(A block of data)
○ ○ ○ ○ ○ ○ ○

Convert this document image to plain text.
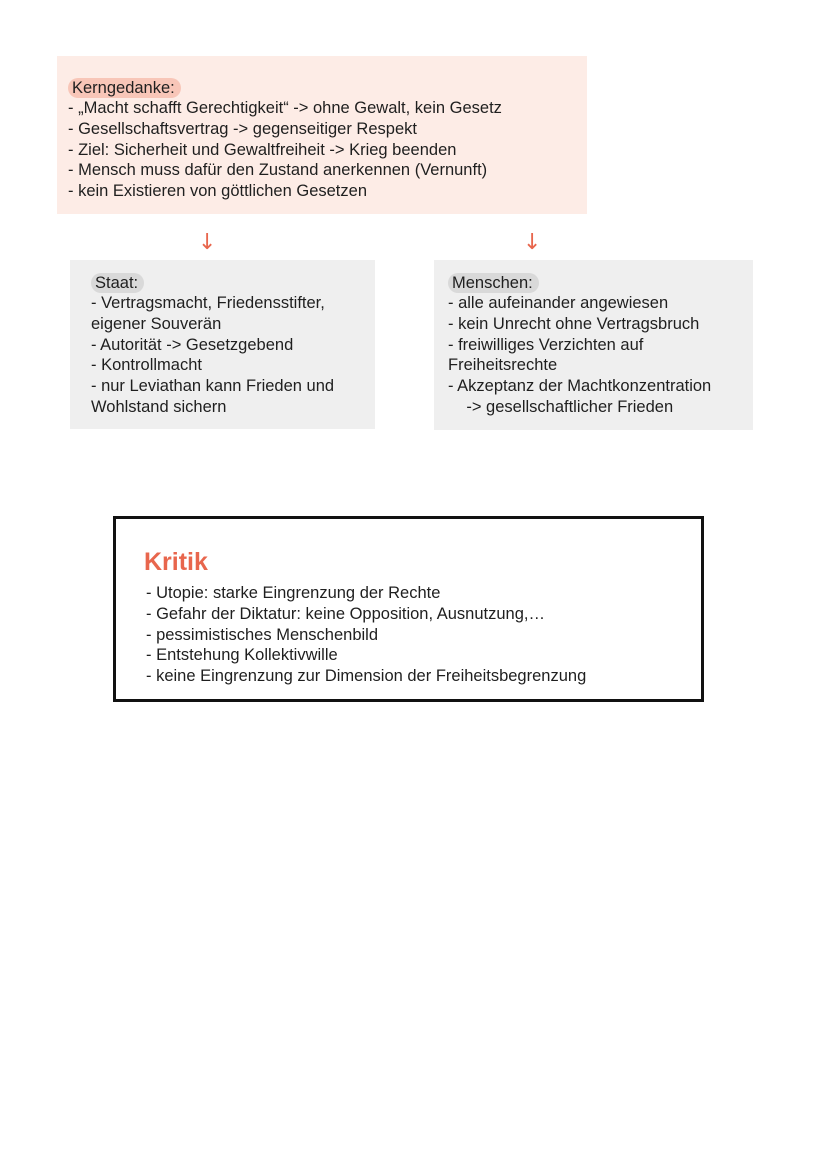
Kerngedanke:
- „Macht schafft Gerechtigkeit“ -> ohne Gewalt, kein Gesetz
- Gesellschaftsvertrag -> gegenseitiger Respekt
- Ziel: Sicherheit und Gewaltfreiheit -> Krieg beenden
- Mensch muss dafür den Zustand anerkennen (Vernunft)
- kein Existieren von göttlichen Gesetzen
↓	↓
Staat:
- Vertragsmacht, Friedensstifter,
eigener Souverän
- Autorität -> Gesetzgebend
- Kontrollmacht
- nur Leviathan kann Frieden und
Wohlstand sichern
Menschen:
- alle aufeinander angewiesen
- kein Unrecht ohne Vertragsbruch
- freiwilliges Verzichten auf
Freiheitsrechte
- Akzeptanz der Machtkonzentration
-> gesellschaftlicher Frieden
Kritik
- Utopie: starke Eingrenzung der Rechte
- Gefahr der Diktatur: keine Opposition, Ausnutzung,…
- pessimistisches Menschenbild
- Entstehung Kollektivwille
- keine Eingrenzung zur Dimension der Freiheitsbegrenzung
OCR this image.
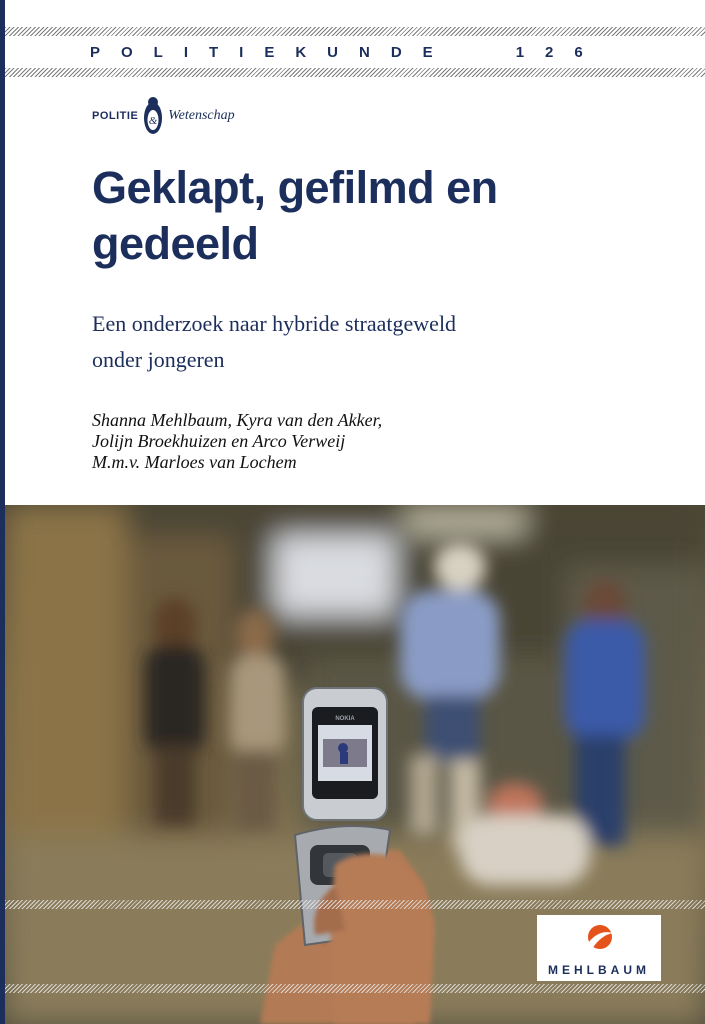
POLITIEKUNDE	126
POLITIE & Wetenschap
Geklapt, gefilmd en gedeeld
Een onderzoek naar hybride straatgeweld
onder jongeren
Shanna Mehlbaum, Kyra van den Akker,
Jolijn Broekhuizen en Arco Verweij
M.m.v. Marloes van Lochem
NOKIA
MEHLBAUM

○ ○ ○ ○ ○ ○ ○

_What is asked_
Quote all the records verbatim, dropping any pictures from your copy.

_Written solution_
Convert this document image to plain text.
Kerngedanke:
- „Macht schafft Gerechtigkeit“ -> ohne Gewalt, kein Gesetz
- Gesellschaftsvertrag -> gegenseitiger Respekt
- Ziel: Sicherheit und Gewaltfreiheit -> Krieg beenden
- Mensch muss dafür den Zustand anerkennen (Vernunft)
- kein Existieren von göttlichen Gesetzen
↓	↓
Staat:
- Vertragsmacht, Friedensstifter,
eigener Souverän
- Autorität -> Gesetzgebend
- Kontrollmacht
- nur Leviathan kann Frieden und
Wohlstand sichern
Menschen:
- alle aufeinander angewiesen
- kein Unrecht ohne Vertragsbruch
- freiwilliges Verzichten auf
Freiheitsrechte
- Akzeptanz der Machtkonzentration
-> gesellschaftlicher Frieden
Kritik
- Utopie: starke Eingrenzung der Rechte
- Gefahr der Diktatur: keine Opposition, Ausnutzung,…
- pessimistisches Menschenbild
- Entstehung Kollektivwille
- keine Eingrenzung zur Dimension der Freiheitsbegrenzung
OCR this image.
POLITIEKUNDE	126
POLITIE & Wetenschap
Geklapt, gefilmd en gedeeld
Een onderzoek naar hybride straatgeweld
onder jongeren
Shanna Mehlbaum, Kyra van den Akker,
Jolijn Broekhuizen en Arco Verweij
M.m.v. Marloes van Lochem
NOKIA
MEHLBAUM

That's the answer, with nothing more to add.